What the exercise asks » Print the records below exactly as they appear.

Extracted material »
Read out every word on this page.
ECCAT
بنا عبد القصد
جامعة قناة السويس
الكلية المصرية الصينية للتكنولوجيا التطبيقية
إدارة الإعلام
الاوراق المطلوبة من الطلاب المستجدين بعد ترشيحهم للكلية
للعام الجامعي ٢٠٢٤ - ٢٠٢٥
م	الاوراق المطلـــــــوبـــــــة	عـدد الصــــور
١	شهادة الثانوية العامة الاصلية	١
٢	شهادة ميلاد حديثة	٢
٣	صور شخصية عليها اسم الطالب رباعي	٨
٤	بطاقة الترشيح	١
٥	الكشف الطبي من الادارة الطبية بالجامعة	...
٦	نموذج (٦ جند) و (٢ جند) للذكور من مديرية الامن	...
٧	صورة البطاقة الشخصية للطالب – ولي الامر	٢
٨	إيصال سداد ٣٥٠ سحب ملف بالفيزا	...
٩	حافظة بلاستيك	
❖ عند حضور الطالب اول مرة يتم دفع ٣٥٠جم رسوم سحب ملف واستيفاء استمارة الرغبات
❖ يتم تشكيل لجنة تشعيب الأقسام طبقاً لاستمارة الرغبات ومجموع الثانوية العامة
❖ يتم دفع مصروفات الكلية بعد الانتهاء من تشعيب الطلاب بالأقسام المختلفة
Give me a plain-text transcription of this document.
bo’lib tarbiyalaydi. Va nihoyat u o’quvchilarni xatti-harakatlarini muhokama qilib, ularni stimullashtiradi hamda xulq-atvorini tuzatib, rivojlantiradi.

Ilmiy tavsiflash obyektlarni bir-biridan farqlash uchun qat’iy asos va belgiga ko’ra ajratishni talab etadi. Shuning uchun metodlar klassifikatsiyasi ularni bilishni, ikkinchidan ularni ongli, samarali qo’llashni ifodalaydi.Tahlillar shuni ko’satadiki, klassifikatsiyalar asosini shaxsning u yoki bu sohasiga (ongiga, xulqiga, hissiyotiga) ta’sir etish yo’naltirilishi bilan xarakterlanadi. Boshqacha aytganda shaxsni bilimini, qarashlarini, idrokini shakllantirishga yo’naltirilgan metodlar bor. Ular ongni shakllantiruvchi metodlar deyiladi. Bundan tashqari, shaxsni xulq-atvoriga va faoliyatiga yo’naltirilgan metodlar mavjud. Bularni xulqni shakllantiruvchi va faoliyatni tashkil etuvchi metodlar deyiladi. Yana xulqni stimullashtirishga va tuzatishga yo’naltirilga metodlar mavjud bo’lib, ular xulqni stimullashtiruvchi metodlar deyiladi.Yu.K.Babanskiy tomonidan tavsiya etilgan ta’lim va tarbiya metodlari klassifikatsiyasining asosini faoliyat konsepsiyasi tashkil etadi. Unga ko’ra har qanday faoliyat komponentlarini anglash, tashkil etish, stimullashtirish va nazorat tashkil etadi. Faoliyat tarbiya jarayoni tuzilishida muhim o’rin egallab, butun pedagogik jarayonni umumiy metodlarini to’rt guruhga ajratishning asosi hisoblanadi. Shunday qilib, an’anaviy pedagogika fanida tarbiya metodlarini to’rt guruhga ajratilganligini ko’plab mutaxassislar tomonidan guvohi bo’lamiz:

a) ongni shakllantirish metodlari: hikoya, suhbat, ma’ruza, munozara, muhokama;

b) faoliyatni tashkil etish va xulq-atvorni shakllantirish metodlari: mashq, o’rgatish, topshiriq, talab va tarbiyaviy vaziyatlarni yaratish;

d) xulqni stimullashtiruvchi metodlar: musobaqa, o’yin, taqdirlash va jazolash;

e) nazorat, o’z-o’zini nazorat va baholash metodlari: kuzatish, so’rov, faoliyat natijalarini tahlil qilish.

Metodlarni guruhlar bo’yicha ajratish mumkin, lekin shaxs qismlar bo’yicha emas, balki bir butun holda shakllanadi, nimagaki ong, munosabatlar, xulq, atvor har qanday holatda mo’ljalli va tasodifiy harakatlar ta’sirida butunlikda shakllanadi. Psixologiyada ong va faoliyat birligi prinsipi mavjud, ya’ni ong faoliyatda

Result »
Read out every word on this page.
ECCAT
بنا عبد القصد
جامعة قناة السويس
الكلية المصرية الصينية للتكنولوجيا التطبيقية
إدارة الإعلام
الاوراق المطلوبة من الطلاب المستجدين بعد ترشيحهم للكلية
للعام الجامعي ٢٠٢٤ - ٢٠٢٥
م	الاوراق المطلـــــــوبـــــــة	عـدد الصــــور
١	شهادة الثانوية العامة الاصلية	١
٢	شهادة ميلاد حديثة	٢
٣	صور شخصية عليها اسم الطالب رباعي	٨
٤	بطاقة الترشيح	١
٥	الكشف الطبي من الادارة الطبية بالجامعة	...
٦	نموذج (٦ جند) و (٢ جند) للذكور من مديرية الامن	...
٧	صورة البطاقة الشخصية للطالب – ولي الامر	٢
٨	إيصال سداد ٣٥٠ سحب ملف بالفيزا	...
٩	حافظة بلاستيك	
❖ عند حضور الطالب اول مرة يتم دفع ٣٥٠جم رسوم سحب ملف واستيفاء استمارة الرغبات
❖ يتم تشكيل لجنة تشعيب الأقسام طبقاً لاستمارة الرغبات ومجموع الثانوية العامة
❖ يتم دفع مصروفات الكلية بعد الانتهاء من تشعيب الطلاب بالأقسام المختلفة
Give me a plain-text transcription of this document.
bo’lib tarbiyalaydi. Va nihoyat u o’quvchilarni xatti-harakatlarini muhokama qilib, ularni stimullashtiradi hamda xulq-atvorini tuzatib, rivojlantiradi.

Ilmiy tavsiflash obyektlarni bir-biridan farqlash uchun qat’iy asos va belgiga ko’ra ajratishni talab etadi. Shuning uchun metodlar klassifikatsiyasi ularni bilishni, ikkinchidan ularni ongli, samarali qo’llashni ifodalaydi.Tahlillar shuni ko’satadiki, klassifikatsiyalar asosini shaxsning u yoki bu sohasiga (ongiga, xulqiga, hissiyotiga) ta’sir etish yo’naltirilishi bilan xarakterlanadi. Boshqacha aytganda shaxsni bilimini, qarashlarini, idrokini shakllantirishga yo’naltirilgan metodlar bor. Ular ongni shakllantiruvchi metodlar deyiladi. Bundan tashqari, shaxsni xulq-atvoriga va faoliyatiga yo’naltirilgan metodlar mavjud. Bularni xulqni shakllantiruvchi va faoliyatni tashkil etuvchi metodlar deyiladi. Yana xulqni stimullashtirishga va tuzatishga yo’naltirilga metodlar mavjud bo’lib, ular xulqni stimullashtiruvchi metodlar deyiladi.Yu.K.Babanskiy tomonidan tavsiya etilgan ta’lim va tarbiya metodlari klassifikatsiyasining asosini faoliyat konsepsiyasi tashkil etadi. Unga ko’ra har qanday faoliyat komponentlarini anglash, tashkil etish, stimullashtirish va nazorat tashkil etadi. Faoliyat tarbiya jarayoni tuzilishida muhim o’rin egallab, butun pedagogik jarayonni umumiy metodlarini to’rt guruhga ajratishning asosi hisoblanadi. Shunday qilib, an’anaviy pedagogika fanida tarbiya metodlarini to’rt guruhga ajratilganligini ko’plab mutaxassislar tomonidan guvohi bo’lamiz:

a) ongni shakllantirish metodlari: hikoya, suhbat, ma’ruza, munozara, muhokama;

b) faoliyatni tashkil etish va xulq-atvorni shakllantirish metodlari: mashq, o’rgatish, topshiriq, talab va tarbiyaviy vaziyatlarni yaratish;

d) xulqni stimullashtiruvchi metodlar: musobaqa, o’yin, taqdirlash va jazolash;

e) nazorat, o’z-o’zini nazorat va baholash metodlari: kuzatish, so’rov, faoliyat natijalarini tahlil qilish.

Metodlarni guruhlar bo’yicha ajratish mumkin, lekin shaxs qismlar bo’yicha emas, balki bir butun holda shakllanadi, nimagaki ong, munosabatlar, xulq, atvor har qanday holatda mo’ljalli va tasodifiy harakatlar ta’sirida butunlikda shakllanadi. Psixologiyada ong va faoliyat birligi prinsipi mavjud, ya’ni ong faoliyatda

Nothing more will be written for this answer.